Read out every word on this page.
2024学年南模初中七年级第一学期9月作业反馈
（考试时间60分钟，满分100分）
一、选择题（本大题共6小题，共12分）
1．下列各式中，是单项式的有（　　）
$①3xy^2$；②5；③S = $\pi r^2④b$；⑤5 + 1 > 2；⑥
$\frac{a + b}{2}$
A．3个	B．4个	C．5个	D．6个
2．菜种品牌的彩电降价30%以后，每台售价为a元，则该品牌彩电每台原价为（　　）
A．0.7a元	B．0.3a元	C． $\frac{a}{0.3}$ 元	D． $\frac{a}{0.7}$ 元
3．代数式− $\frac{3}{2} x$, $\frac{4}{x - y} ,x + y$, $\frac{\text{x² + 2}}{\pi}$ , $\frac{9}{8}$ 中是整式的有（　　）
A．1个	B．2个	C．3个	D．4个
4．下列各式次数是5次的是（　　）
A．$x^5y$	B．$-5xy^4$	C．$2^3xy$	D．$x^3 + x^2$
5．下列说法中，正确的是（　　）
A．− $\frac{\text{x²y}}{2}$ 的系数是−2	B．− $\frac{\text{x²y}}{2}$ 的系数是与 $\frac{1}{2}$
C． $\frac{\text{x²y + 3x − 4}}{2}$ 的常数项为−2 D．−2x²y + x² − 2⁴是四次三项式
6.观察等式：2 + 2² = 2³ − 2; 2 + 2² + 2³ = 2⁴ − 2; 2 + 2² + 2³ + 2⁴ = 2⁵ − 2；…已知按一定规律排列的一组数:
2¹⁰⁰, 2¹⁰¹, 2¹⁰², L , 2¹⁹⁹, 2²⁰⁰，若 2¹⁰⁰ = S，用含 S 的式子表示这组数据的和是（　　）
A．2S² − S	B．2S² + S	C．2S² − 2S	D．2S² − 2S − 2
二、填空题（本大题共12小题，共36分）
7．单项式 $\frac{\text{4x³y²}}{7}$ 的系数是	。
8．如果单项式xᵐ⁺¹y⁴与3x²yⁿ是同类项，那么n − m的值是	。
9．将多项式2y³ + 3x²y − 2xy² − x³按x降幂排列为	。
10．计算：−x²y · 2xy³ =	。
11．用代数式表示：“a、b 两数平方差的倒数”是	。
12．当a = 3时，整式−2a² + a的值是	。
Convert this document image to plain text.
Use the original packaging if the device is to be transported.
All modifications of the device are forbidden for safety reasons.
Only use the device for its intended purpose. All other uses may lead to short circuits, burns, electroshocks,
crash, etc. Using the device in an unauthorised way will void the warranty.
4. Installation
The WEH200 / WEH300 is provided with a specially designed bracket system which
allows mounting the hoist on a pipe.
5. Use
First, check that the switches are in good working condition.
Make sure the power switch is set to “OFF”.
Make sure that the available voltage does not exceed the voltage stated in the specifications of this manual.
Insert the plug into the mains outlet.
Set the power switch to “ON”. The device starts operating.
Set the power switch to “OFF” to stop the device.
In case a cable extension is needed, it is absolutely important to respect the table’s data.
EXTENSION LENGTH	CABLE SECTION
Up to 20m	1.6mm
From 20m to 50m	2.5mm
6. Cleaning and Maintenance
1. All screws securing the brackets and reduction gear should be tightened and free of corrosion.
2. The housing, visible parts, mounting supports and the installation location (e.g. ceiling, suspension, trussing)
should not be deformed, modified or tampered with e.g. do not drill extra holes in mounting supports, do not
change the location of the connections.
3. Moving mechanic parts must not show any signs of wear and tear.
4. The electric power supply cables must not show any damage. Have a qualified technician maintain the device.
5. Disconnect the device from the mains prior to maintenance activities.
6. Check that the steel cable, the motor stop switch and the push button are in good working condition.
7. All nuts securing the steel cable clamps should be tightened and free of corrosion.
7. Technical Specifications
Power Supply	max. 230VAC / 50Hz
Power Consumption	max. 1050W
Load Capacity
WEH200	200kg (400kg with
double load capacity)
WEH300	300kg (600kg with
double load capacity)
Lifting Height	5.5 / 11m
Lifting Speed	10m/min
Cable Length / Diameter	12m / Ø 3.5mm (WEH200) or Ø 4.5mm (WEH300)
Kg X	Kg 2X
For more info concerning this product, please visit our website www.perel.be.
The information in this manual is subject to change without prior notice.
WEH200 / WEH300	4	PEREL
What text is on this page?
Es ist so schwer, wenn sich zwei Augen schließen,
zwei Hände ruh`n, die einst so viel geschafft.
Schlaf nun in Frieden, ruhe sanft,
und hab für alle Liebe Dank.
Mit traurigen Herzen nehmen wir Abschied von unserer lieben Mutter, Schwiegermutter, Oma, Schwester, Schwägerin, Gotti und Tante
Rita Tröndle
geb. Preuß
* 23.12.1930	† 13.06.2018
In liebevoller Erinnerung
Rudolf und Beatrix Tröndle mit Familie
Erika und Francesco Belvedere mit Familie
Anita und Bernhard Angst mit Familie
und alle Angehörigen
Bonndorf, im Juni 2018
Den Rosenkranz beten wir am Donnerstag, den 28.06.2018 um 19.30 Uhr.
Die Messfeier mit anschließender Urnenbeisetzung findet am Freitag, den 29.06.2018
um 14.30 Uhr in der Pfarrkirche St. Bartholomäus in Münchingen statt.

> What the task requires
Identify the lines above that contain the word "page", then copy them.

> Task answer
Read out every word on this page.
What text is on this page?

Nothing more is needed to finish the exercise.